#### Boxed element entries:
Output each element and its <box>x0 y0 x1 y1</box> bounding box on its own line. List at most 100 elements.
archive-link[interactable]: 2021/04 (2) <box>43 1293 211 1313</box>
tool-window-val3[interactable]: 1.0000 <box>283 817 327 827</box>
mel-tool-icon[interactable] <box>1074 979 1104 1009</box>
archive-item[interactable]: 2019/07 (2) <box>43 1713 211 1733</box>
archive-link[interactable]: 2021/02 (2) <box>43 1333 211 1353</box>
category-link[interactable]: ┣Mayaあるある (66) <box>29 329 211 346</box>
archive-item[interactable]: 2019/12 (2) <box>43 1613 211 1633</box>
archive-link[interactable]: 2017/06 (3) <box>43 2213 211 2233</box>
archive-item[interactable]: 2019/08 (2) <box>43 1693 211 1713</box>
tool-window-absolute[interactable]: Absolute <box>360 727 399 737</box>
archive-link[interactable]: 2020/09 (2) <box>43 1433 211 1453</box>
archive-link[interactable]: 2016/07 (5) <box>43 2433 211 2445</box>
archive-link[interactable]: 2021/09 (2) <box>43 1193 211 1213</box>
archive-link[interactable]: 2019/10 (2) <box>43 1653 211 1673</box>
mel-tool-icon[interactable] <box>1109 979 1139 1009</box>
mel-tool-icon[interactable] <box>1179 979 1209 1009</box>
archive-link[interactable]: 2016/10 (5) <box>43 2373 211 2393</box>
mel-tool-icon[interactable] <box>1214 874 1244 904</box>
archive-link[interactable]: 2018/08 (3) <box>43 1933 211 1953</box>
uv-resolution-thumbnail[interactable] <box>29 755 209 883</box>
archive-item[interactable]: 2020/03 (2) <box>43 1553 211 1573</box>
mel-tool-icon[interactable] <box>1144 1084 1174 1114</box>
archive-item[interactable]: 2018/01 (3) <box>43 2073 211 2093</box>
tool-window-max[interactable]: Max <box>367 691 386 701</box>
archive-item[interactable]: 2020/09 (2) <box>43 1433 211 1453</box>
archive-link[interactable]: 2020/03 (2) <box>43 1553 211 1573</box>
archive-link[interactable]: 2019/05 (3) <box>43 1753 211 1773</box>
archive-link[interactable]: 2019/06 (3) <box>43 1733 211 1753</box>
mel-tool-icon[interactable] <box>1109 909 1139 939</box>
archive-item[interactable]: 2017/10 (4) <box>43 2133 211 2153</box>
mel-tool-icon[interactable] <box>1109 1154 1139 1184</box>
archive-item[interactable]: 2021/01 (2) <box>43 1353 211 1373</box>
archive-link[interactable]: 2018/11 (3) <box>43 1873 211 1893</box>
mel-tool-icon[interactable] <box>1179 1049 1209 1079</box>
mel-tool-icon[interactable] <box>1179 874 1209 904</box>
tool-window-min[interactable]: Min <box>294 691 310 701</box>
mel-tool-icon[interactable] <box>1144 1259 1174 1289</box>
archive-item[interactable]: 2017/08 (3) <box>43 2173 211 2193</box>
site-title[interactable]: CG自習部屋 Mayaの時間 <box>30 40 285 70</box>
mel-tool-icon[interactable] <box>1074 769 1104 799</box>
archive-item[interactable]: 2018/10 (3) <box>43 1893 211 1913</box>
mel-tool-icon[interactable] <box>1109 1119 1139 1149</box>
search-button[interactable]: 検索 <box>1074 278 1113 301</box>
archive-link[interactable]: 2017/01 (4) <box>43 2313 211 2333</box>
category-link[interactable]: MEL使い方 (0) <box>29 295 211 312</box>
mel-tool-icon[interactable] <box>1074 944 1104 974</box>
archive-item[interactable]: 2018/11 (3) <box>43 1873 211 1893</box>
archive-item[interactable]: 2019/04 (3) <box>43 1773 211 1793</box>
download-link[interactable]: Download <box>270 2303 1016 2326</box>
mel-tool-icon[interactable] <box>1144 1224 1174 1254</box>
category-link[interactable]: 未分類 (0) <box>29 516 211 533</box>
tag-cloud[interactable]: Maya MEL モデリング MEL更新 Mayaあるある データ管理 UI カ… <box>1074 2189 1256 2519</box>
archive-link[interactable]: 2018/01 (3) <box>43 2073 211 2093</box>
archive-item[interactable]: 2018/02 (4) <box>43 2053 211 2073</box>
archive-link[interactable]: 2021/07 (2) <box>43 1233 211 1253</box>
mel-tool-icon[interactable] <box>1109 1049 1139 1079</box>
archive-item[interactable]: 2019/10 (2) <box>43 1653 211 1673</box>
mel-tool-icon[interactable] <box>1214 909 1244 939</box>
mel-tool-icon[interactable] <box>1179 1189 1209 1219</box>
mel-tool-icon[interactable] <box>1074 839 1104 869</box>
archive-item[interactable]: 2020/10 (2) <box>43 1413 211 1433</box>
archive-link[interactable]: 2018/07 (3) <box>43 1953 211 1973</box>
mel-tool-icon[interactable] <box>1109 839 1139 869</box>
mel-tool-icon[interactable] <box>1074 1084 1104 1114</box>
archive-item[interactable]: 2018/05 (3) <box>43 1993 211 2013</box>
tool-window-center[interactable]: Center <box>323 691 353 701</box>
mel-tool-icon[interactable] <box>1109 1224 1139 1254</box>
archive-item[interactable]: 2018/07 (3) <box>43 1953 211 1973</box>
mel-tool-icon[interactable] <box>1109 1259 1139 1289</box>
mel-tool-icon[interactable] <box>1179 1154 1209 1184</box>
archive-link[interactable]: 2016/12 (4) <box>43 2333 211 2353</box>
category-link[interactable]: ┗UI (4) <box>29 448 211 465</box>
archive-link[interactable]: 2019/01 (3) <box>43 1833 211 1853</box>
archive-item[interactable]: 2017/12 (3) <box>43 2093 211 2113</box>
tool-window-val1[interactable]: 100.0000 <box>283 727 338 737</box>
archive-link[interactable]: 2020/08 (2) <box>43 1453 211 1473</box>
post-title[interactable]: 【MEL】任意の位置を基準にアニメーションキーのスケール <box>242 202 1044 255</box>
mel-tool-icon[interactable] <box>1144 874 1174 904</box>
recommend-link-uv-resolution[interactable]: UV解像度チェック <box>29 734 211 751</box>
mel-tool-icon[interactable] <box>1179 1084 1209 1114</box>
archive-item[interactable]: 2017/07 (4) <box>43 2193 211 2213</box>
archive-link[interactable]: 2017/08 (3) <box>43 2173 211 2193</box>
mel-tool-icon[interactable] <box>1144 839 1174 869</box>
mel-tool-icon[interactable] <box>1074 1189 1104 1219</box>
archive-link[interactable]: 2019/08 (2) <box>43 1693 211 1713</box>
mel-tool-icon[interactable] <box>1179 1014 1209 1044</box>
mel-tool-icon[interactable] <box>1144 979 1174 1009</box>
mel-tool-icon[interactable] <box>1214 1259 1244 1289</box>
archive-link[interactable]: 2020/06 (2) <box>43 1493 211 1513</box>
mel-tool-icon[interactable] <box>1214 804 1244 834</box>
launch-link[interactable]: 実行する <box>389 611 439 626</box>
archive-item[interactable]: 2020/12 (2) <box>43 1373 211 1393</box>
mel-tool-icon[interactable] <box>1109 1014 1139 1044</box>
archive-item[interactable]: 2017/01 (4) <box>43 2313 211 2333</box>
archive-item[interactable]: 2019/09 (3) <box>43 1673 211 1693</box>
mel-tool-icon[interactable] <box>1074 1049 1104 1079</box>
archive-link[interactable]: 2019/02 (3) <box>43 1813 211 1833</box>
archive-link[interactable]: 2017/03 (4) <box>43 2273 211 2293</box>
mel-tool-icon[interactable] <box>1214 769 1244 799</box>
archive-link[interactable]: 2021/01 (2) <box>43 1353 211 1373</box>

#### Given request:
Could you turn every one of these lines into a Markdown table with two columns, "Row" for the row number and "Line" for the line, leaving out any blank lines?

#### Answer in full:
| Row | Line |
|---|---|
| 1 | Output each element and its <box>x0 y0 x1 y1</box> bounding box on its own line. List at most 100 elements. |
| 2 | archive-link[interactable]: 2021/04 (2) <box>43 1293 211 1313</box> |
| 3 | tool-window-val3[interactable]: 1.0000 <box>283 817 327 827</box> |
| 4 | mel-tool-icon[interactable] <box>1074 979 1104 1009</box> |
| 5 | archive-item[interactable]: 2019/07 (2) <box>43 1713 211 1733</box> |
| 6 | archive-link[interactable]: 2021/02 (2) <box>43 1333 211 1353</box> |
| 7 | category-link[interactable]: ┣Mayaあるある (66) <box>29 329 211 346</box> |
| 8 | archive-item[interactable]: 2019/12 (2) <box>43 1613 211 1633</box> |
| 9 | archive-link[interactable]: 2017/06 (3) <box>43 2213 211 2233</box> |
| 10 | archive-item[interactable]: 2019/08 (2) <box>43 1693 211 1713</box> |
| 11 | tool-window-absolute[interactable]: Absolute <box>360 727 399 737</box> |
| 12 | archive-link[interactable]: 2020/09 (2) <box>43 1433 211 1453</box> |
| 13 | archive-link[interactable]: 2016/07 (5) <box>43 2433 211 2445</box> |
| 14 | archive-link[interactable]: 2021/09 (2) <box>43 1193 211 1213</box> |
| 15 | archive-link[interactable]: 2019/10 (2) <box>43 1653 211 1673</box> |
| 16 | mel-tool-icon[interactable] <box>1109 979 1139 1009</box> |
| 17 | mel-tool-icon[interactable] <box>1179 979 1209 1009</box> |
| 18 | archive-link[interactable]: 2016/10 (5) <box>43 2373 211 2393</box> |
| 19 | mel-tool-icon[interactable] <box>1214 874 1244 904</box> |
| 20 | archive-link[interactable]: 2018/08 (3) <box>43 1933 211 1953</box> |
| 21 | uv-resolution-thumbnail[interactable] <box>29 755 209 883</box> |
| 22 | archive-item[interactable]: 2020/03 (2) <box>43 1553 211 1573</box> |
| 23 | mel-tool-icon[interactable] <box>1144 1084 1174 1114</box> |
| 24 | archive-item[interactable]: 2018/01 (3) <box>43 2073 211 2093</box> |
| 25 | tool-window-max[interactable]: Max <box>367 691 386 701</box> |
| 26 | archive-item[interactable]: 2020/09 (2) <box>43 1433 211 1453</box> |
| 27 | archive-link[interactable]: 2020/03 (2) <box>43 1553 211 1573</box> |
| 28 | archive-link[interactable]: 2019/05 (3) <box>43 1753 211 1773</box> |
| 29 | archive-link[interactable]: 2019/06 (3) <box>43 1733 211 1753</box> |
| 30 | mel-tool-icon[interactable] <box>1109 909 1139 939</box> |
| 31 | archive-item[interactable]: 2017/10 (4) <box>43 2133 211 2153</box> |
| 32 | mel-tool-icon[interactable] <box>1109 1154 1139 1184</box> |
| 33 | archive-item[interactable]: 2021/01 (2) <box>43 1353 211 1373</box> |
| 34 | archive-link[interactable]: 2018/11 (3) <box>43 1873 211 1893</box> |
| 35 | mel-tool-icon[interactable] <box>1179 1049 1209 1079</box> |
| 36 | mel-tool-icon[interactable] <box>1179 874 1209 904</box> |
| 37 | tool-window-min[interactable]: Min <box>294 691 310 701</box> |
| 38 | mel-tool-icon[interactable] <box>1144 1259 1174 1289</box> |
| 39 | archive-item[interactable]: 2017/08 (3) <box>43 2173 211 2193</box> |
| 40 | site-title[interactable]: CG自習部屋 Mayaの時間 <box>30 40 285 70</box> |
| 41 | mel-tool-icon[interactable] <box>1074 769 1104 799</box> |
| 42 | archive-item[interactable]: 2018/10 (3) <box>43 1893 211 1913</box> |
| 43 | mel-tool-icon[interactable] <box>1109 1119 1139 1149</box> |
| 44 | search-button[interactable]: 検索 <box>1074 278 1113 301</box> |
| 45 | archive-link[interactable]: 2017/01 (4) <box>43 2313 211 2333</box> |
| 46 | category-link[interactable]: MEL使い方 (0) <box>29 295 211 312</box> |
| 47 | mel-tool-icon[interactable] <box>1074 944 1104 974</box> |
| 48 | archive-item[interactable]: 2018/11 (3) <box>43 1873 211 1893</box> |
| 49 | archive-item[interactable]: 2019/04 (3) <box>43 1773 211 1793</box> |
| 50 | download-link[interactable]: Download <box>270 2303 1016 2326</box> |
| 51 | mel-tool-icon[interactable] <box>1144 1224 1174 1254</box> |
| 52 | category-link[interactable]: 未分類 (0) <box>29 516 211 533</box> |
| 53 | tag-cloud[interactable]: Maya MEL モデリング MEL更新 Mayaあるある データ管理 UI カ… <box>1074 2189 1256 2519</box> |
| 54 | archive-link[interactable]: 2018/01 (3) <box>43 2073 211 2093</box> |
| 55 | archive-item[interactable]: 2018/02 (4) <box>43 2053 211 2073</box> |
| 56 | archive-link[interactable]: 2021/07 (2) <box>43 1233 211 1253</box> |
| 57 | mel-tool-icon[interactable] <box>1109 1049 1139 1079</box> |
| 58 | archive-item[interactable]: 2019/10 (2) <box>43 1653 211 1673</box> |
| 59 | mel-tool-icon[interactable] <box>1214 909 1244 939</box> |
| 60 | mel-tool-icon[interactable] <box>1179 1189 1209 1219</box> |
| 61 | mel-tool-icon[interactable] <box>1074 839 1104 869</box> |
| 62 | archive-item[interactable]: 2020/10 (2) <box>43 1413 211 1433</box> |
| 63 | archive-link[interactable]: 2018/07 (3) <box>43 1953 211 1973</box> |
| 64 | mel-tool-icon[interactable] <box>1109 839 1139 869</box> |
| 65 | mel-tool-icon[interactable] <box>1074 1084 1104 1114</box> |
| 66 | archive-item[interactable]: 2018/05 (3) <box>43 1993 211 2013</box> |
| 67 | tool-window-center[interactable]: Center <box>323 691 353 701</box> |
| 68 | mel-tool-icon[interactable] <box>1109 1224 1139 1254</box> |
| 69 | archive-item[interactable]: 2018/07 (3) <box>43 1953 211 1973</box> |
| 70 | mel-tool-icon[interactable] <box>1109 1259 1139 1289</box> |
| 71 | mel-tool-icon[interactable] <box>1179 1154 1209 1184</box> |
| 72 | archive-link[interactable]: 2016/12 (4) <box>43 2333 211 2353</box> |
| 73 | category-link[interactable]: ┗UI (4) <box>29 448 211 465</box> |
| 74 | archive-link[interactable]: 2019/01 (3) <box>43 1833 211 1853</box> |
| 75 | archive-item[interactable]: 2017/12 (3) <box>43 2093 211 2113</box> |
| 76 | tool-window-val1[interactable]: 100.0000 <box>283 727 338 737</box> |
| 77 | archive-link[interactable]: 2020/08 (2) <box>43 1453 211 1473</box> |
| 78 | post-title[interactable]: 【MEL】任意の位置を基準にアニメーションキーのスケール <box>242 202 1044 255</box> |
| 79 | mel-tool-icon[interactable] <box>1144 874 1174 904</box> |
| 80 | recommend-link-uv-resolution[interactable]: UV解像度チェック <box>29 734 211 751</box> |
| 81 | mel-tool-icon[interactable] <box>1179 1084 1209 1114</box> |
| 82 | archive-item[interactable]: 2017/07 (4) <box>43 2193 211 2213</box> |
| 83 | archive-link[interactable]: 2017/08 (3) <box>43 2173 211 2193</box> |
| 84 | mel-tool-icon[interactable] <box>1144 839 1174 869</box> |
| 85 | mel-tool-icon[interactable] <box>1074 1189 1104 1219</box> |
| 86 | archive-link[interactable]: 2019/08 (2) <box>43 1693 211 1713</box> |
| 87 | mel-tool-icon[interactable] <box>1179 1014 1209 1044</box> |
| 88 | mel-tool-icon[interactable] <box>1144 979 1174 1009</box> |
| 89 | mel-tool-icon[interactable] <box>1214 1259 1244 1289</box> |
| 90 | archive-link[interactable]: 2020/06 (2) <box>43 1493 211 1513</box> |
| 91 | mel-tool-icon[interactable] <box>1214 804 1244 834</box> |
| 92 | launch-link[interactable]: 実行する <box>389 611 439 626</box> |
| 93 | archive-item[interactable]: 2020/12 (2) <box>43 1373 211 1393</box> |
| 94 | mel-tool-icon[interactable] <box>1109 1014 1139 1044</box> |
| 95 | archive-item[interactable]: 2017/01 (4) <box>43 2313 211 2333</box> |
| 96 | archive-item[interactable]: 2019/09 (3) <box>43 1673 211 1693</box> |
| 97 | mel-tool-icon[interactable] <box>1074 1049 1104 1079</box> |
| 98 | archive-link[interactable]: 2019/02 (3) <box>43 1813 211 1833</box> |
| 99 | archive-link[interactable]: 2017/03 (4) <box>43 2273 211 2293</box> |
| 100 | mel-tool-icon[interactable] <box>1214 769 1244 799</box> |
| 101 | archive-link[interactable]: 2021/01 (2) <box>43 1353 211 1373</box> |